* Direction 1
Rewrite the entries from the first line up to and including the line with "bottom-accent-strip [0, 450, 640, 458]", replacing "ingredient-name" with "ingredient-heading" and leaving everything else in those lines unchanged.
## Start Excerpt
Luke Watson (born August 20, 1980) is a retired long-distance runner who specialized in various track and road running disciplines. He represented the United States at the IAAF World Cross Country Championships in 2004 and 2006. He was a member of one of the greatest generations of high school long distance runners in the US, many of whom happened to be from Stillwater High in the late 1990s. At Notre Dame he studied and also became a very competitive middle and long distance runner, before which he ran at three US Olympic Trials in 2004, 2008, and 2012. Watson retired from competitive running in 2012. He is the older brother of Jake Watson.  Following his running career, Watson earned a PhD in accounting from Pennsylvania State University, and is an assistant accounting professor at Villanova University.  Watson specializes in corporate tax accounting research.

Running career

High school
He attended Stillwater Area High School, whose coach Scott Christensen contributed to a handful of elite distance runners' careers. Watson competed for the school's cross country and track teams among an exceptional generation of distance runners, which included Sean Graham who was born in the same year as Watson was. Many years later, Watson and Graham would compete against each other in the 5000-meter race at the 2004 Olympic Trials. In 1997 the Stillwater cross country team was ranked number one in the United States. Stillwater would become the only high school track team whose alumni produced more than three sub-four minute mile runners, who all happened to have been coached in high school by cross country and track coach Christensen before he became a science teacher at the same school. In addition to cross country and track, Watson participated in nordic skiing during high school.
## End Excerpt
## Start Data rows
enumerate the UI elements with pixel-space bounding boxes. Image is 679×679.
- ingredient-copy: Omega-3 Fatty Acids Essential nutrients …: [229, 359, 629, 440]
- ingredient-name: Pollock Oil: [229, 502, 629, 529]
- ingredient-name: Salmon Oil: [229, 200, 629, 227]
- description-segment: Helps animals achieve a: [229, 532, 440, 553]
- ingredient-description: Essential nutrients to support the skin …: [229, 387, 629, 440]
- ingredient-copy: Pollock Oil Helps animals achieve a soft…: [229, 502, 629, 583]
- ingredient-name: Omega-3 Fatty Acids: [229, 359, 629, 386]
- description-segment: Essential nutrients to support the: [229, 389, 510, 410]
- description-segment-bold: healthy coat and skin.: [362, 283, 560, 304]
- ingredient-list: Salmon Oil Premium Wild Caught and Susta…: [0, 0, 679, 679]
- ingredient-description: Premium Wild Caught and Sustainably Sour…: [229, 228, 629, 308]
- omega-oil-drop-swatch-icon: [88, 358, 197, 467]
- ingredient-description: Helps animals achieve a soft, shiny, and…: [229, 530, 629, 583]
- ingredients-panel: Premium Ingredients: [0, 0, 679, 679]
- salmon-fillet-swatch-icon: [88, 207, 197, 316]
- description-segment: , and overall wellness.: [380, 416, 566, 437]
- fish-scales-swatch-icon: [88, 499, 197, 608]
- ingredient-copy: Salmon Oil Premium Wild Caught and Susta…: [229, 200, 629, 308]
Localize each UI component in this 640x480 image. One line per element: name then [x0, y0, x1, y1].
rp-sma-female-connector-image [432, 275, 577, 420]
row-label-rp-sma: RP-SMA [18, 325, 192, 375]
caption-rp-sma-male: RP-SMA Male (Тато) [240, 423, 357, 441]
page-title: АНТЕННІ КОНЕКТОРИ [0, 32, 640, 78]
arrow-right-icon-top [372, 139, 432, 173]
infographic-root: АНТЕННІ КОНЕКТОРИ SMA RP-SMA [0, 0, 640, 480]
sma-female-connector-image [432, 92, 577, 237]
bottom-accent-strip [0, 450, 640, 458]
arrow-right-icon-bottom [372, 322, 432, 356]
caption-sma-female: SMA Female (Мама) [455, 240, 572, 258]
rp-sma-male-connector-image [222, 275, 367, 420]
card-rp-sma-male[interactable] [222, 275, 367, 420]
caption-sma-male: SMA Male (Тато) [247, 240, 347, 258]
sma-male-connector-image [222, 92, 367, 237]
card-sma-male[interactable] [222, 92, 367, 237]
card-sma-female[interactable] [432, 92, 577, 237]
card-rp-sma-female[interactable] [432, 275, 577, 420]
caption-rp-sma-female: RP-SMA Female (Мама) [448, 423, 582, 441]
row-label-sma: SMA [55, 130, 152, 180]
## End Data rows
* Direction 2
Return the passage on Luke Watson from "Luke Watson (born" up to and including "tax accounting research.", copied word for word.

* Complete output 1
enumerate the UI elements with pixel-space bounding boxes. Image is 679×679.
- ingredient-copy: Omega-3 Fatty Acids Essential nutrients …: [229, 359, 629, 440]
- ingredient-heading: Pollock Oil: [229, 502, 629, 529]
- ingredient-heading: Salmon Oil: [229, 200, 629, 227]
- description-segment: Helps animals achieve a: [229, 532, 440, 553]
- ingredient-description: Essential nutrients to support the skin …: [229, 387, 629, 440]
- ingredient-copy: Pollock Oil Helps animals achieve a soft…: [229, 502, 629, 583]
- ingredient-heading: Omega-3 Fatty Acids: [229, 359, 629, 386]
- description-segment: Essential nutrients to support the: [229, 389, 510, 410]
- description-segment-bold: healthy coat and skin.: [362, 283, 560, 304]
- ingredient-list: Salmon Oil Premium Wild Caught and Susta…: [0, 0, 679, 679]
- ingredient-description: Premium Wild Caught and Sustainably Sour…: [229, 228, 629, 308]
- omega-oil-drop-swatch-icon: [88, 358, 197, 467]
- ingredient-description: Helps animals achieve a soft, shiny, and…: [229, 530, 629, 583]
- ingredients-panel: Premium Ingredients: [0, 0, 679, 679]
- salmon-fillet-swatch-icon: [88, 207, 197, 316]
- description-segment: , and overall wellness.: [380, 416, 566, 437]
- fish-scales-swatch-icon: [88, 499, 197, 608]
- ingredient-copy: Salmon Oil Premium Wild Caught and Susta…: [229, 200, 629, 308]
Localize each UI component in this 640x480 image. One line per element: name then [x0, y0, x1, y1].
rp-sma-female-connector-image [432, 275, 577, 420]
row-label-rp-sma: RP-SMA [18, 325, 192, 375]
caption-rp-sma-male: RP-SMA Male (Тато) [240, 423, 357, 441]
page-title: АНТЕННІ КОНЕКТОРИ [0, 32, 640, 78]
arrow-right-icon-top [372, 139, 432, 173]
infographic-root: АНТЕННІ КОНЕКТОРИ SMA RP-SMA [0, 0, 640, 480]
sma-female-connector-image [432, 92, 577, 237]
bottom-accent-strip [0, 450, 640, 458]

* Complete output 2
Luke Watson (born August 20, 1980) is a retired long-distance runner who specialized in various track and road running disciplines. He represented the United States at the IAAF World Cross Country Championships in 2004 and 2006. He was a member of one of the greatest generations of high school long distance runners in the US, many of whom happened to be from Stillwater High in the late 1990s. At Notre Dame he studied and also became a very competitive middle and long distance runner, before which he ran at three US Olympic Trials in 2004, 2008, and 2012. Watson retired from competitive running in 2012. He is the older brother of Jake Watson.  Following his running career, Watson earned a PhD in accounting from Pennsylvania State University, and is an assistant accounting professor at Villanova University.  Watson specializes in corporate tax accounting research.